**Exercise details**
Write out all of the lines below, exactly and completely.

**Data supplied**
══════════════════════════════
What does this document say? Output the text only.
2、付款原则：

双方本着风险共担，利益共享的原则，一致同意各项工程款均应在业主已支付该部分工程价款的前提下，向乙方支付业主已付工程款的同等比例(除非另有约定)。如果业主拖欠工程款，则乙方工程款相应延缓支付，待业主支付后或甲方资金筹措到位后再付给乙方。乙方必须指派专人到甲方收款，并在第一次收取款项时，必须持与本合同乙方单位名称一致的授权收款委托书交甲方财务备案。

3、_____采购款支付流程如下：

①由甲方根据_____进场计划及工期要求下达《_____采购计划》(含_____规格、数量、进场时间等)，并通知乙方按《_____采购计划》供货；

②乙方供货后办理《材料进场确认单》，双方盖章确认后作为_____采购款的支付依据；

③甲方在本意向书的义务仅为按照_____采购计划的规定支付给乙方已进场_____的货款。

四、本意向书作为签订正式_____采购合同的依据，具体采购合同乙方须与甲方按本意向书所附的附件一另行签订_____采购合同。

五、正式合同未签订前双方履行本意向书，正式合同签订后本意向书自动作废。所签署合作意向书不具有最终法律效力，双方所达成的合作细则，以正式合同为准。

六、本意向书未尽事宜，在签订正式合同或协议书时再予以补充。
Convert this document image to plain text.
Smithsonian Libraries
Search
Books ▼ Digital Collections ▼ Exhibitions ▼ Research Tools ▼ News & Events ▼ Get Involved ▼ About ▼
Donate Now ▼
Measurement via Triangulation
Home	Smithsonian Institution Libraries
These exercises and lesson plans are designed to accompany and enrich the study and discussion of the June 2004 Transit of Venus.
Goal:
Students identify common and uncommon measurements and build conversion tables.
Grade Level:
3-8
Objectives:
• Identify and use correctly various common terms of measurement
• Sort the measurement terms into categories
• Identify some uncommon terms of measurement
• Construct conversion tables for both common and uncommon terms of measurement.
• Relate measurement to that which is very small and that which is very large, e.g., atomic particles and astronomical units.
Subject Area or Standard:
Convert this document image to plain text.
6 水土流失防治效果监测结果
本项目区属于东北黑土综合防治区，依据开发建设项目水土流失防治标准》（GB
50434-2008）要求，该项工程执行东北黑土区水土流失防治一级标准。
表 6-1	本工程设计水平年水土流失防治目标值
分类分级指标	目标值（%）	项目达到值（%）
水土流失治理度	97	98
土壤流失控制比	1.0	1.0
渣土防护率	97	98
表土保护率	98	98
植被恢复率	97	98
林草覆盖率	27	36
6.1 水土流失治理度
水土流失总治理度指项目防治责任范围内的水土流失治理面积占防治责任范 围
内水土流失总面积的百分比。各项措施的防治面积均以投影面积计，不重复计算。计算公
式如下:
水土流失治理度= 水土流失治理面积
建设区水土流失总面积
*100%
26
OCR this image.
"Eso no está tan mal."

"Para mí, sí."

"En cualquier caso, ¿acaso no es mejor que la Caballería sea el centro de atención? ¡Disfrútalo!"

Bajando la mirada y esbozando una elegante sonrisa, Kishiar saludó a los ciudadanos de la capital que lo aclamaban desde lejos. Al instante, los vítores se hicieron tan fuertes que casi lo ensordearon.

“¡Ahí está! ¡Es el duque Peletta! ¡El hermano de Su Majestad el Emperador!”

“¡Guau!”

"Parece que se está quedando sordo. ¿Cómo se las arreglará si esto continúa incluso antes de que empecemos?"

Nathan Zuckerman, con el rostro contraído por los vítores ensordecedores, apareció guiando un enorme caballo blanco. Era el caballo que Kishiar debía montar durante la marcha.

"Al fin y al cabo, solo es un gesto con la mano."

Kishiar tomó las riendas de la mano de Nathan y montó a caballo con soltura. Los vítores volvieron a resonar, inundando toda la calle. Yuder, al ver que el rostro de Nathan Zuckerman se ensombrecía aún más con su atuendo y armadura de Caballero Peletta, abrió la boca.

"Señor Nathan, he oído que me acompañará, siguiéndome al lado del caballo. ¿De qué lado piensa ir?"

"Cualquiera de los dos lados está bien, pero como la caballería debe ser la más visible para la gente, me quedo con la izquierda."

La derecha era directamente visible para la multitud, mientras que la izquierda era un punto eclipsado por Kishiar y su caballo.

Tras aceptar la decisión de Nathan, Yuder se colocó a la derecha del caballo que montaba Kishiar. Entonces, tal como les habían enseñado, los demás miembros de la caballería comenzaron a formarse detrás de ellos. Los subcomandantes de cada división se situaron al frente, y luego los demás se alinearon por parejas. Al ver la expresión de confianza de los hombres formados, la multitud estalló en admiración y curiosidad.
══════════════════════════════
**The solution**
What does this document say? Output the text only.
2、付款原则：

双方本着风险共担，利益共享的原则，一致同意各项工程款均应在业主已支付该部分工程价款的前提下，向乙方支付业主已付工程款的同等比例(除非另有约定)。如果业主拖欠工程款，则乙方工程款相应延缓支付，待业主支付后或甲方资金筹措到位后再付给乙方。乙方必须指派专人到甲方收款，并在第一次收取款项时，必须持与本合同乙方单位名称一致的授权收款委托书交甲方财务备案。

3、_____采购款支付流程如下：

①由甲方根据_____进场计划及工期要求下达《_____采购计划》(含_____规格、数量、进场时间等)，并通知乙方按《_____采购计划》供货；

②乙方供货后办理《材料进场确认单》，双方盖章确认后作为_____采购款的支付依据；

③甲方在本意向书的义务仅为按照_____采购计划的规定支付给乙方已进场_____的货款。

四、本意向书作为签订正式_____采购合同的依据，具体采购合同乙方须与甲方按本意向书所附的附件一另行签订_____采购合同。

五、正式合同未签订前双方履行本意向书，正式合同签订后本意向书自动作废。所签署合作意向书不具有最终法律效力，双方所达成的合作细则，以正式合同为准。

六、本意向书未尽事宜，在签订正式合同或协议书时再予以补充。
Convert this document image to plain text.
Smithsonian Libraries
Search
Books ▼ Digital Collections ▼ Exhibitions ▼ Research Tools ▼ News & Events ▼ Get Involved ▼ About ▼
Donate Now ▼
Measurement via Triangulation
Home	Smithsonian Institution Libraries
These exercises and lesson plans are designed to accompany and enrich the study and discussion of the June 2004 Transit of Venus.
Goal:
Students identify common and uncommon measurements and build conversion tables.
Grade Level:
3-8
Objectives:
• Identify and use correctly various common terms of measurement
• Sort the measurement terms into categories
• Identify some uncommon terms of measurement
• Construct conversion tables for both common and uncommon terms of measurement.
• Relate measurement to that which is very small and that which is very large, e.g., atomic particles and astronomical units.
Subject Area or Standard:
Convert this document image to plain text.
6 水土流失防治效果监测结果
本项目区属于东北黑土综合防治区，依据开发建设项目水土流失防治标准》（GB
50434-2008）要求，该项工程执行东北黑土区水土流失防治一级标准。
表 6-1	本工程设计水平年水土流失防治目标值
分类分级指标	目标值（%）	项目达到值（%）
水土流失治理度	97	98
土壤流失控制比	1.0	1.0
渣土防护率	97	98
表土保护率	98	98
植被恢复率	97	98
林草覆盖率	27	36
6.1 水土流失治理度
水土流失总治理度指项目防治责任范围内的水土流失治理面积占防治责任范 围
内水土流失总面积的百分比。各项措施的防治面积均以投影面积计，不重复计算。计算公
式如下:
水土流失治理度= 水土流失治理面积
建设区水土流失总面积
*100%
26
OCR this image.
"Eso no está tan mal."

"Para mí, sí."

"En cualquier caso, ¿acaso no es mejor que la Caballería sea el centro de atención? ¡Disfrútalo!"

Bajando la mirada y esbozando una elegante sonrisa, Kishiar saludó a los ciudadanos de la capital que lo aclamaban desde lejos. Al instante, los vítores se hicieron tan fuertes que casi lo ensordearon.

“¡Ahí está! ¡Es el duque Peletta! ¡El hermano de Su Majestad el Emperador!”

“¡Guau!”

"Parece que se está quedando sordo. ¿Cómo se las arreglará si esto continúa incluso antes de que empecemos?"

Nathan Zuckerman, con el rostro contraído por los vítores ensordecedores, apareció guiando un enorme caballo blanco. Era el caballo que Kishiar debía montar durante la marcha.

"Al fin y al cabo, solo es un gesto con la mano."

Kishiar tomó las riendas de la mano de Nathan y montó a caballo con soltura. Los vítores volvieron a resonar, inundando toda la calle. Yuder, al ver que el rostro de Nathan Zuckerman se ensombrecía aún más con su atuendo y armadura de Caballero Peletta, abrió la boca.

"Señor Nathan, he oído que me acompañará, siguiéndome al lado del caballo. ¿De qué lado piensa ir?"

"Cualquiera de los dos lados está bien, pero como la caballería debe ser la más visible para la gente, me quedo con la izquierda."

La derecha era directamente visible para la multitud, mientras que la izquierda era un punto eclipsado por Kishiar y su caballo.

Tras aceptar la decisión de Nathan, Yuder se colocó a la derecha del caballo que montaba Kishiar. Entonces, tal como les habían enseñado, los demás miembros de la caballería comenzaron a formarse detrás de ellos. Los subcomandantes de cada división se situaron al frente, y luego los demás se alinearon por parejas. Al ver la expresión de confianza de los hombres formados, la multitud estalló en admiración y curiosidad.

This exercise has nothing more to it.